**Problem details:**
Write out the entries verbatim and leave the images out of the copy.

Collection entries
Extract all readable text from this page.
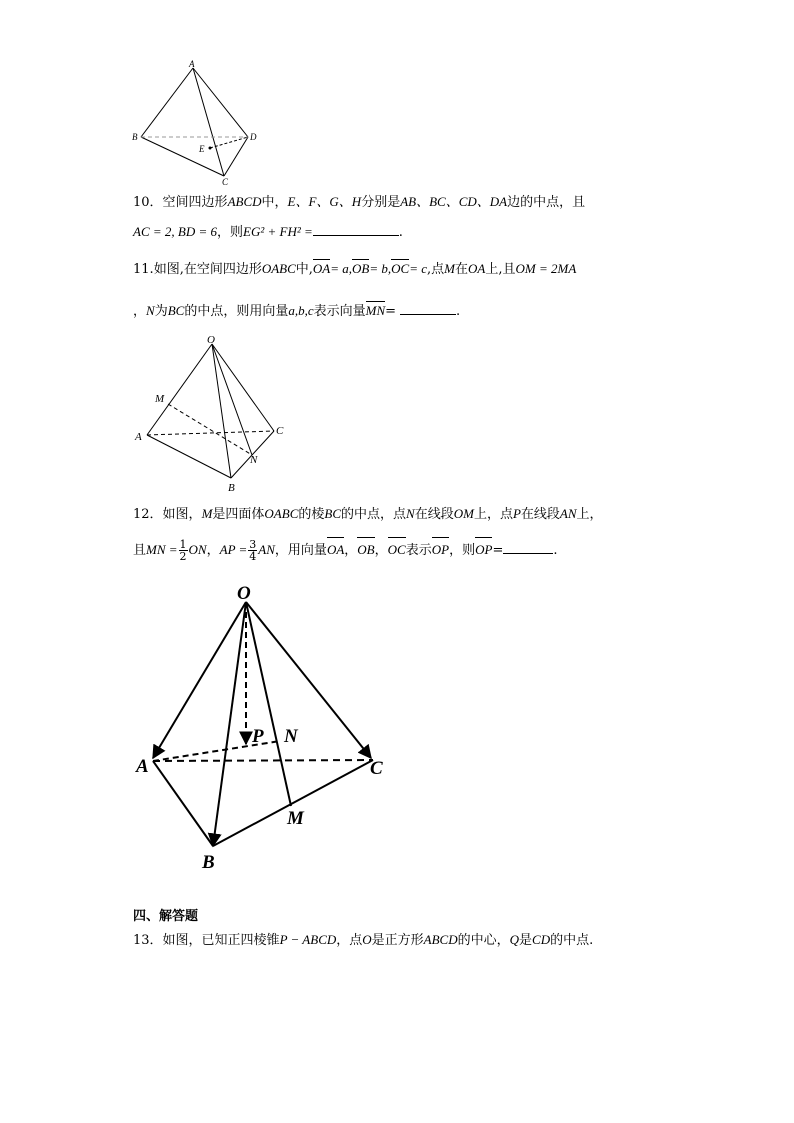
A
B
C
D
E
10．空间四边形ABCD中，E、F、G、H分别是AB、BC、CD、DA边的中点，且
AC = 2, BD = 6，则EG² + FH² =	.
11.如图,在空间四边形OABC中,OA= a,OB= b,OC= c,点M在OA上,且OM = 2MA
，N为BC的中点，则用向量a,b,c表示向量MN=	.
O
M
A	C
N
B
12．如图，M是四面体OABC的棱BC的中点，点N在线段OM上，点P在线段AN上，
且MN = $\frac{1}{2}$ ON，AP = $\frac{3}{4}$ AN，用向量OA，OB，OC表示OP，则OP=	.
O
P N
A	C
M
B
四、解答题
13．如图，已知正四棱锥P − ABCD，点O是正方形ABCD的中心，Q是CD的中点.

**Complete output:**
Extract all readable text from this page.
A
B
C
D
E
10．空间四边形ABCD中，E、F、G、H分别是AB、BC、CD、DA边的中点，且
AC = 2, BD = 6，则EG² + FH² =	.
11.如图,在空间四边形OABC中,OA= a,OB= b,OC= c,点M在OA上,且OM = 2MA
，N为BC的中点，则用向量a,b,c表示向量MN=	.
O
M
A	C
N
B
12．如图，M是四面体OABC的棱BC的中点，点N在线段OM上，点P在线段AN上，
且MN = $\frac{1}{2}$ ON，AP = $\frac{3}{4}$ AN，用向量OA，OB，OC表示OP，则OP=	.
O
P N
A	C
M
B
四、解答题
13．如图，已知正四棱锥P − ABCD，点O是正方形ABCD的中心，Q是CD的中点.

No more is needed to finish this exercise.